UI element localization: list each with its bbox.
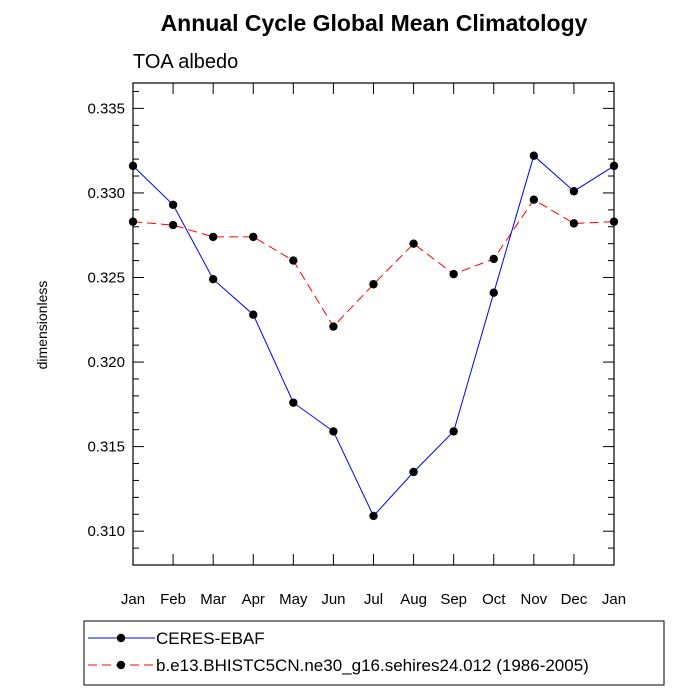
x-tick-label: Nov [520,591,547,608]
y-tick-label: 0.325 [87,269,125,286]
series-layer [128,151,619,521]
x-tick-label: Jan [121,591,145,608]
x-tick-label: Mar [200,591,226,608]
data-point [569,187,579,196]
data-point [529,195,539,204]
data-point [128,217,138,226]
x-tick-label: Apr [242,591,265,608]
data-point [329,427,338,436]
data-point [289,398,298,407]
data-point [168,200,178,209]
x-tick-label: Aug [400,591,427,608]
y-axis-label: dimensionless [34,281,50,370]
data-point [409,467,418,477]
y-tick-label: 0.330 [87,185,125,202]
data-point [369,280,378,289]
legend-label-0: CERES-EBAF [156,629,265,648]
data-point [569,219,579,228]
data-point [208,274,218,284]
data-point [609,161,619,171]
chart-title: Annual Cycle Global Mean Climatology [161,10,588,36]
axis-ticks: 0.310 0.315 0.320 0.325 0.330 0.335 Jan Feb Mar A… [87,83,626,608]
y-tick-label: 0.320 [87,354,125,371]
plot-frame [132,82,615,566]
data-point [529,151,539,160]
data-point [128,161,138,171]
series-line-0 [132,154,615,517]
series-line-1 [132,199,615,328]
legend-box [83,620,665,686]
chart-subtitle: TOA albedo [133,51,238,73]
data-point [609,217,619,226]
y-tick-label: 0.315 [87,439,125,456]
data-point [289,256,298,265]
data-point [329,322,338,331]
data-point [489,254,498,264]
data-point [489,288,498,297]
data-point [208,232,218,242]
data-point [168,220,178,230]
x-tick-label: Jan [602,591,626,608]
data-point [249,310,258,319]
legend-marker [116,633,126,643]
legend: CERES-EBAF b.e13.BHISTC5CN.ne30_g16.sehir… [83,620,665,686]
data-point [449,269,458,279]
legend-marker [116,660,126,670]
legend-label-1: b.e13.BHISTC5CN.ne30_g16.sehires24.012 (… [156,656,589,675]
y-tick-label: 0.310 [87,523,125,540]
x-tick-label: Dec [561,591,588,608]
x-tick-label: Oct [482,591,506,608]
y-tick-label: 0.335 [87,100,125,117]
x-tick-label: Jun [321,591,345,608]
data-point [369,511,378,521]
x-tick-label: May [279,591,308,608]
data-point [249,232,258,242]
data-point [449,427,458,436]
x-tick-label: Sep [440,591,467,608]
x-tick-label: Feb [160,591,186,608]
data-point [409,239,418,248]
x-tick-label: Jul [364,591,383,608]
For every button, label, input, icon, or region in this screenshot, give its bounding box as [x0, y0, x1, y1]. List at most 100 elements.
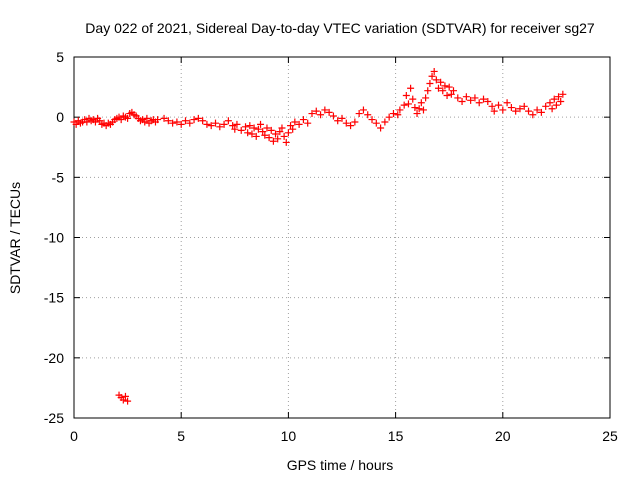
data-point — [177, 120, 185, 128]
data-point — [471, 94, 479, 102]
data-point — [443, 92, 451, 100]
y-tick-label: 0 — [56, 109, 64, 125]
data-point — [173, 118, 181, 126]
data-point — [257, 120, 265, 128]
data-point — [143, 114, 151, 122]
data-point — [434, 84, 442, 92]
data-point — [280, 132, 288, 140]
data-point — [507, 104, 515, 112]
data-point — [394, 111, 402, 119]
data-point — [338, 114, 346, 122]
data-point — [377, 124, 385, 132]
data-point — [259, 128, 267, 136]
y-axis-label: SDTVAR / TECUs — [7, 182, 23, 294]
data-point — [242, 123, 250, 131]
data-point — [432, 76, 440, 84]
data-point — [169, 119, 177, 127]
y-tick-label: -5 — [52, 169, 65, 185]
data-point — [186, 119, 194, 127]
data-point — [254, 125, 262, 133]
data-point — [488, 102, 496, 110]
data-point — [284, 129, 292, 137]
data-point — [484, 98, 492, 106]
data-point — [490, 107, 498, 115]
data-point — [317, 111, 325, 119]
data-point — [272, 130, 280, 138]
data-point — [308, 110, 316, 118]
data-point — [437, 78, 445, 86]
data-point — [409, 95, 417, 103]
data-point — [454, 94, 462, 102]
data-point — [351, 118, 359, 126]
data-point — [458, 98, 466, 106]
y-tick-label: 5 — [56, 49, 64, 65]
data-point — [372, 119, 380, 127]
data-point — [552, 101, 560, 109]
data-point — [424, 87, 432, 95]
data-point — [212, 119, 220, 127]
data-point — [117, 116, 125, 124]
data-point — [124, 114, 132, 122]
data-point — [400, 101, 408, 109]
data-point — [246, 122, 254, 130]
data-point — [419, 106, 427, 114]
data-point — [231, 125, 239, 133]
data-point — [269, 137, 277, 145]
data-point — [96, 117, 104, 125]
data-point — [533, 106, 541, 114]
data-point — [194, 114, 202, 122]
data-point — [445, 83, 453, 91]
data-point — [499, 106, 507, 114]
data-point — [516, 105, 524, 113]
data-point — [422, 94, 430, 102]
data-point — [385, 113, 393, 121]
chart-title: Day 022 of 2021, Sidereal Day-to-day VTE… — [85, 20, 595, 36]
data-point — [555, 93, 563, 101]
x-tick-label: 10 — [281, 428, 297, 444]
data-point — [462, 93, 470, 101]
data-point — [295, 120, 303, 128]
data-point — [368, 116, 376, 124]
data-point — [278, 124, 286, 132]
data-point — [220, 120, 228, 128]
data-point — [404, 100, 412, 108]
data-point — [495, 101, 503, 109]
x-tick-label: 25 — [602, 428, 618, 444]
data-point — [267, 126, 275, 134]
data-point — [299, 116, 307, 124]
data-point — [190, 116, 198, 124]
data-point — [520, 102, 528, 110]
data-point — [557, 98, 565, 106]
x-tick-label: 15 — [388, 428, 404, 444]
data-point — [347, 122, 355, 130]
data-point — [119, 396, 127, 404]
data-point — [449, 87, 457, 95]
x-tick-label: 20 — [495, 428, 511, 444]
data-point — [537, 108, 545, 116]
x-axis-label: GPS time / hours — [287, 457, 394, 473]
data-point — [402, 92, 410, 100]
data-point — [160, 114, 168, 122]
data-point — [233, 120, 241, 128]
data-point — [203, 120, 211, 128]
data-point — [304, 119, 312, 127]
data-point — [91, 118, 99, 126]
data-point — [72, 120, 80, 128]
data-point — [475, 99, 483, 107]
data-point — [229, 122, 237, 130]
y-tick-label: -25 — [44, 410, 64, 426]
data-point — [417, 99, 425, 107]
data-point — [252, 132, 260, 140]
tick-labels: 0 5 10 15 20 25 5 0 -5 -10 -15 -20 -25 — [44, 49, 618, 444]
data-point — [181, 117, 189, 125]
data-point — [396, 106, 404, 114]
data-point — [164, 117, 172, 125]
y-tick-label: -15 — [44, 290, 64, 306]
data-points — [70, 67, 567, 405]
data-point — [548, 105, 556, 113]
data-point — [529, 111, 537, 119]
data-point — [503, 99, 511, 107]
data-point — [525, 107, 533, 115]
data-point — [250, 124, 258, 132]
axes — [73, 56, 611, 419]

■ ■ ■

> _Problem to solve_: Reproduce verbatim the lines of the records, starting at the line that contains "data-point — [177, 120, 185, 128]" and ending at the line that contains "data-point — [372, 119, 380, 127]". Include both of those lines.

> _Answer to this task_:
data-point — [177, 120, 185, 128]
data-point — [471, 94, 479, 102]
data-point — [443, 92, 451, 100]
y-tick-label: 0 — [56, 109, 64, 125]
data-point — [173, 118, 181, 126]
data-point — [257, 120, 265, 128]
data-point — [143, 114, 151, 122]
data-point — [434, 84, 442, 92]
data-point — [280, 132, 288, 140]
data-point — [507, 104, 515, 112]
data-point — [394, 111, 402, 119]
data-point — [338, 114, 346, 122]
data-point — [377, 124, 385, 132]
data-point — [259, 128, 267, 136]
y-axis-label: SDTVAR / TECUs — [7, 182, 23, 294]
data-point — [242, 123, 250, 131]
data-point — [432, 76, 440, 84]
data-point — [169, 119, 177, 127]
y-tick-label: -5 — [52, 169, 65, 185]
data-point — [186, 119, 194, 127]
data-point — [254, 125, 262, 133]
data-point — [488, 102, 496, 110]
data-point — [284, 129, 292, 137]
data-point — [484, 98, 492, 106]
data-point — [490, 107, 498, 115]
data-point — [317, 111, 325, 119]
data-point — [272, 130, 280, 138]
data-point — [308, 110, 316, 118]
data-point — [437, 78, 445, 86]
data-point — [409, 95, 417, 103]
data-point — [454, 94, 462, 102]
data-point — [351, 118, 359, 126]
data-point — [458, 98, 466, 106]
y-tick-label: 5 — [56, 49, 64, 65]
data-point — [372, 119, 380, 127]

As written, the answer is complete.